[Data records]
_ _ _ _
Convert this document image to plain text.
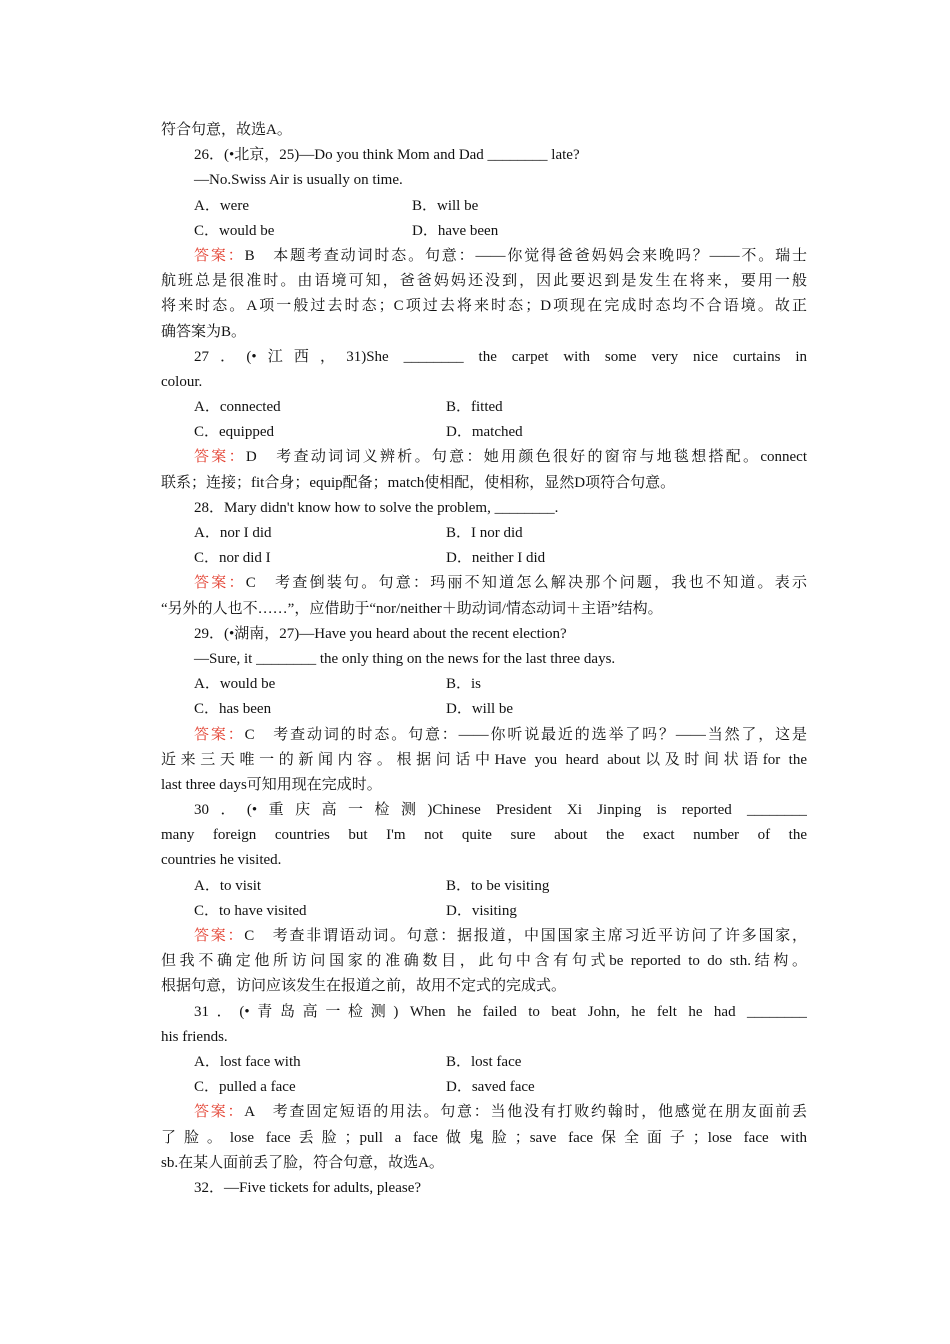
符合句意，故选A。
26．(•北京，25)—Do you think Mom and Dad ________ late?
—No.Swiss Air is usually on time.
A．were	B．will be
C．would be	D．have been
答案：B　本题考查动词时态。句意：——你觉得爸爸妈妈会来晚吗？——不。瑞士
航班总是很准时。由语境可知，爸爸妈妈还没到，因此要迟到是发生在将来，要用一般
将来时态。A项一般过去时态；C项过去将来时态；D项现在完成时态均不合语境。故正
确答案为B。
27．(•江西，31)She ________ the carpet with some very nice curtains in
colour.
A．connected	B．fitted
C．equipped	D．matched
答案：D　考查动词词义辨析。句意：她用颜色很好的窗帘与地毯想搭配。connect
联系；连接；fit合身；equip配备；match使相配，使相称，显然D项符合句意。
28．Mary didn't know how to solve the problem, ________.
A．nor I did	B．I nor did
C．nor did I	D．neither I did
答案：C　考查倒装句。句意：玛丽不知道怎么解决那个问题，我也不知道。表示
“另外的人也不……”，应借助于“nor/neither＋助动词/情态动词＋主语”结构。
29．(•湖南，27)—Have you heard about the recent election?
—Sure, it ________ the only thing on the news for the last three days.
A．would be	B．is
C．has been	D．will be
答案：C　考查动词的时态。句意：——你听说最近的选举了吗？——当然了，这是
近来三天唯一的新闻内容。根据问话中Have you heard about以及时间状语for the
last three days可知用现在完成时。
30．(•重庆高一检测)Chinese President Xi Jinping is reported ________
many foreign countries but I'm not quite sure about the exact number of the
countries he visited.
A．to visit	B．to be visiting
C．to have visited	D．visiting
答案：C　考查非谓语动词。句意：据报道，中国国家主席习近平访问了许多国家，
但我不确定他所访问国家的准确数目，此句中含有句式be reported to do sth.结构。
根据句意，访问应该发生在报道之前，故用不定式的完成式。
31．(•青岛高一检测) When he failed to beat John, he felt he had ________
his friends.
A．lost face with	B．lost face
C．pulled a face	D．saved face
答案：A　考查固定短语的用法。句意：当他没有打败约翰时，他感觉在朋友面前丢
了脸。lose face丢脸；pull a face做鬼脸；save face保全面子；lose face with
sb.在某人面前丢了脸，符合句意，故选A。
32．—Five tickets for adults, please?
_ _ _ _
> GIVEN REQUEST
Extract from the material all lines containing the string "visiting".

> EXERCISE OUTPUT
A．to visit	B．to be visiting
C．to have visited	D．visiting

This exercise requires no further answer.